GIVEN PROBLEM -> Copy out all the lines where "įstaigų" shows up.

(Dataset records)
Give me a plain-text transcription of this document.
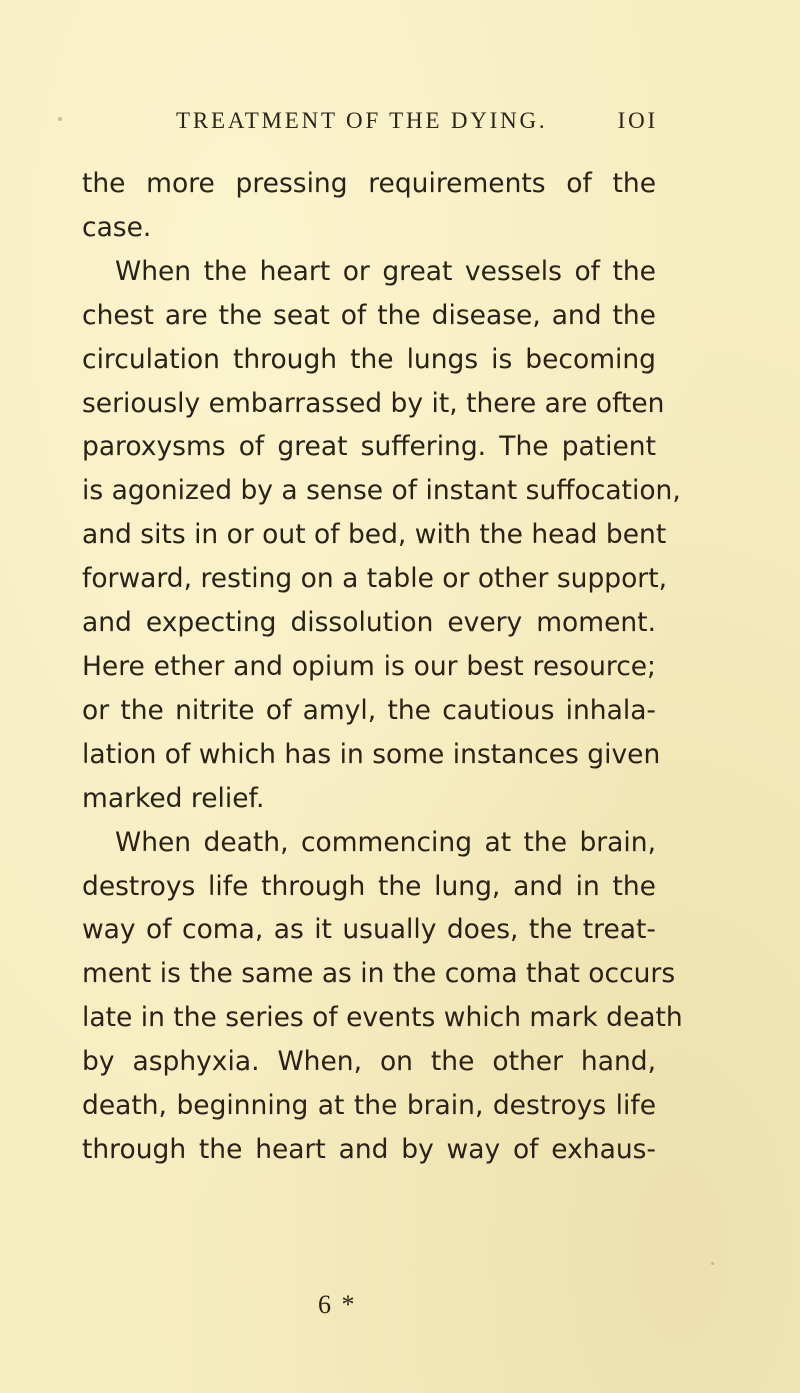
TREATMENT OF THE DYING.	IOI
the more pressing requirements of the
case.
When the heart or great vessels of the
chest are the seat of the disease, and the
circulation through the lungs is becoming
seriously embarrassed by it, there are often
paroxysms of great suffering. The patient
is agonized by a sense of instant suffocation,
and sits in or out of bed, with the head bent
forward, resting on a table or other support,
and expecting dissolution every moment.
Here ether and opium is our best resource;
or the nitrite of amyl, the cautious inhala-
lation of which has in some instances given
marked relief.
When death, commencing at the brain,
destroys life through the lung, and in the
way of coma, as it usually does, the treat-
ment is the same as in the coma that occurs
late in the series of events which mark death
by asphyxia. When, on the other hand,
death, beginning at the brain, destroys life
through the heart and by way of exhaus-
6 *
...
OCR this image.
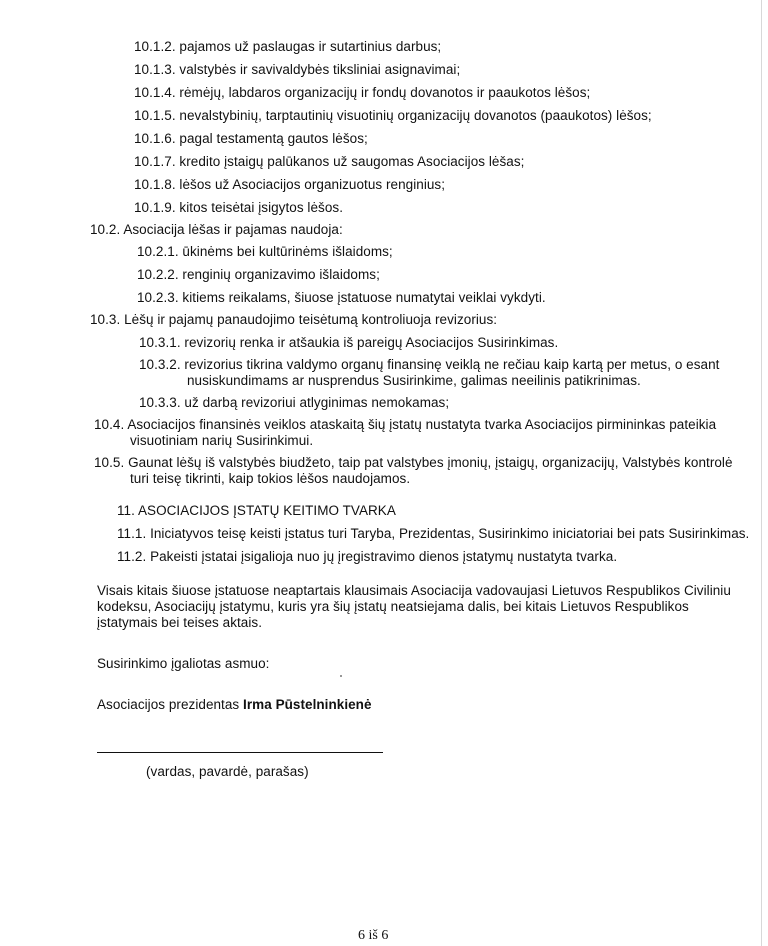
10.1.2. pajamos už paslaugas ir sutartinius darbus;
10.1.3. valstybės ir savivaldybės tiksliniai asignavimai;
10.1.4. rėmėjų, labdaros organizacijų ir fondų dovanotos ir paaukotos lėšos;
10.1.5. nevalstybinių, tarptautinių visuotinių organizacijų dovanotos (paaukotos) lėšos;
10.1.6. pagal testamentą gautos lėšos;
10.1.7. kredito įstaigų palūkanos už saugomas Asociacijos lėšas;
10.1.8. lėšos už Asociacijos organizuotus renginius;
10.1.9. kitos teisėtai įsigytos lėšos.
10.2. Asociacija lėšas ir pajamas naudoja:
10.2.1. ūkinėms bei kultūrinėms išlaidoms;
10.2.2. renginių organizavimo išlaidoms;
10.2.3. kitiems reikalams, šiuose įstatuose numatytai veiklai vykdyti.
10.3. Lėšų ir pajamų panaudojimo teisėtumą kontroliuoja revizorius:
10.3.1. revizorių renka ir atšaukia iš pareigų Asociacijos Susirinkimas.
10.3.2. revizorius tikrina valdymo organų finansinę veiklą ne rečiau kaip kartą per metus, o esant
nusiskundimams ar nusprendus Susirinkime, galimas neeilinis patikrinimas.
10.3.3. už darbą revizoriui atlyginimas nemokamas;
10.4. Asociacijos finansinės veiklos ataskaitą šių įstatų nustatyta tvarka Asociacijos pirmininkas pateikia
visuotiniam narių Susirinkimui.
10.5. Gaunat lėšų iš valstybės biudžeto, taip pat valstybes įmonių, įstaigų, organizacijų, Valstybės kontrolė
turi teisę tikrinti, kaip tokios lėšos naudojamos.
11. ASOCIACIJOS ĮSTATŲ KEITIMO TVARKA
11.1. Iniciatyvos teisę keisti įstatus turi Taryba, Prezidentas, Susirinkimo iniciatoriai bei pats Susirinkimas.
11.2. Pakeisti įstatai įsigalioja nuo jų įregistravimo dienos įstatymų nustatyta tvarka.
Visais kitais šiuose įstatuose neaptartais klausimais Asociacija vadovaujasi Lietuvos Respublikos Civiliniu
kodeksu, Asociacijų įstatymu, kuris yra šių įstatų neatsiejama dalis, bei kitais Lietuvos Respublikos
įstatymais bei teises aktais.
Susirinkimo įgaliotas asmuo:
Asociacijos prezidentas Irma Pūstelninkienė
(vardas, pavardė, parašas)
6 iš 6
--
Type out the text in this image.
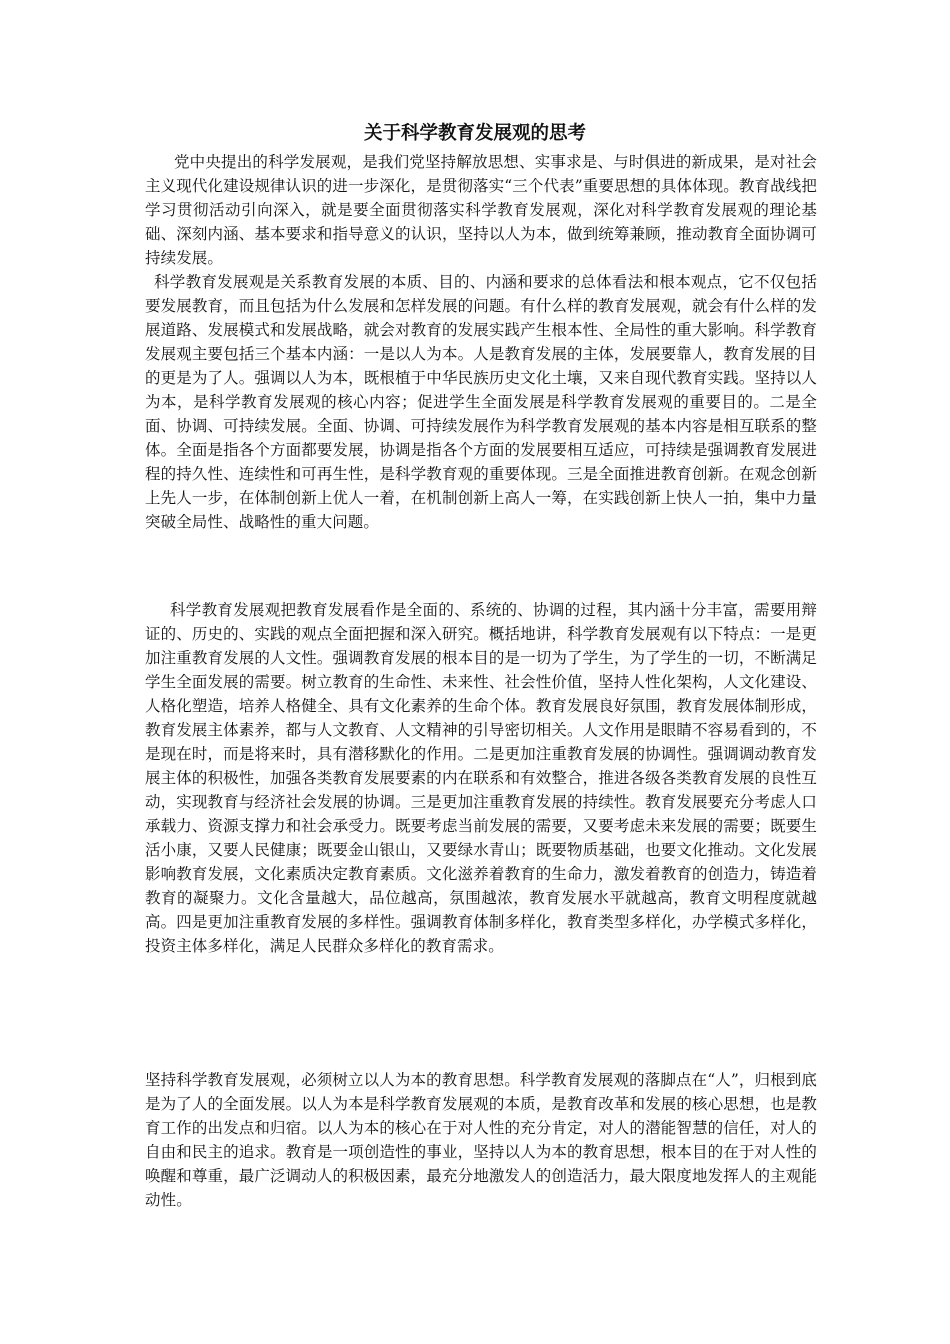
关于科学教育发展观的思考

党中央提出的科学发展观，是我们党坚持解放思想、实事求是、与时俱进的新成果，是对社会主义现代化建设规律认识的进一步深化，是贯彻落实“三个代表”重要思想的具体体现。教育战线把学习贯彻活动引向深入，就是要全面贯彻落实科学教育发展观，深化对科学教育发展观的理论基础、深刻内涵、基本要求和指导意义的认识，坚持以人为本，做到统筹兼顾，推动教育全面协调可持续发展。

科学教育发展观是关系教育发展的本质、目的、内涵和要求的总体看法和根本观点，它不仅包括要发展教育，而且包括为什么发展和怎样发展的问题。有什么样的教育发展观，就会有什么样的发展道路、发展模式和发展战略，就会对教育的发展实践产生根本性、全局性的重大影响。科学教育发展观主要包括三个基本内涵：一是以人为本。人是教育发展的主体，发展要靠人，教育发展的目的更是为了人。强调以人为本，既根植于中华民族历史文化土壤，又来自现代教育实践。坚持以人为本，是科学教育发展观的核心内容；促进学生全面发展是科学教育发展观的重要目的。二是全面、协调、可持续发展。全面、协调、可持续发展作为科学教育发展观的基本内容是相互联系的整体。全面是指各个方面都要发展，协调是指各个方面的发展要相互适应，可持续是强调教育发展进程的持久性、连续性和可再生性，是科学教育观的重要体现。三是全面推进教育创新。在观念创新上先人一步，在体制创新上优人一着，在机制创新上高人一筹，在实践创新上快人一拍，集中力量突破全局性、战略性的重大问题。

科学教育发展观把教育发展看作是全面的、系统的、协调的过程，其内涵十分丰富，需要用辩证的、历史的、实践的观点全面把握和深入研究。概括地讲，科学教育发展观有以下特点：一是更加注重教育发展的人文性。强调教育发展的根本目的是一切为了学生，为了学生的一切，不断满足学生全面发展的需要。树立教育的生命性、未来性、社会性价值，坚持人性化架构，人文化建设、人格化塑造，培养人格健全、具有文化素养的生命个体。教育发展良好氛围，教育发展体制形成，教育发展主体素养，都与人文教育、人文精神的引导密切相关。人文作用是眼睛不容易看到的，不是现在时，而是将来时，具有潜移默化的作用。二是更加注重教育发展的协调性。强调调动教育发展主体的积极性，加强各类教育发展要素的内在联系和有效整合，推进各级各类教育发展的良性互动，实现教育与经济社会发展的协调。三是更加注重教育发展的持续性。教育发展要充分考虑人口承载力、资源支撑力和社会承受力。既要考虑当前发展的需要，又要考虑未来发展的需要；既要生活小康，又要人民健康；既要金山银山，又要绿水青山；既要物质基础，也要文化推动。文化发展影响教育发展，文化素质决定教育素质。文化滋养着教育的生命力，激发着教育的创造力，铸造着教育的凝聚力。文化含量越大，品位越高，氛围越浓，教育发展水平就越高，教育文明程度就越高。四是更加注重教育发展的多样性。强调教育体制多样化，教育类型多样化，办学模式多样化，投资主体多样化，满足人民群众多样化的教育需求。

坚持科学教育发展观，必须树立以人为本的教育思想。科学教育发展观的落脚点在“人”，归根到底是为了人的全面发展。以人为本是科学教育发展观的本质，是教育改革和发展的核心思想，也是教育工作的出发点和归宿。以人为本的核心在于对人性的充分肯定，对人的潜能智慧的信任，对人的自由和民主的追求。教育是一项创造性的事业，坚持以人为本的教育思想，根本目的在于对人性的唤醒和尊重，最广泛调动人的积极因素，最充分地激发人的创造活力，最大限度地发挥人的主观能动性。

ANSWER TO THIS EXERCISE ->
10.1.7. kredito įstaigų palūkanos už saugomas Asociacijos lėšas;
10.5. Gaunat lėšų iš valstybės biudžeto, taip pat valstybes įmonių, įstaigų, organizacijų, Valstybės kontrolė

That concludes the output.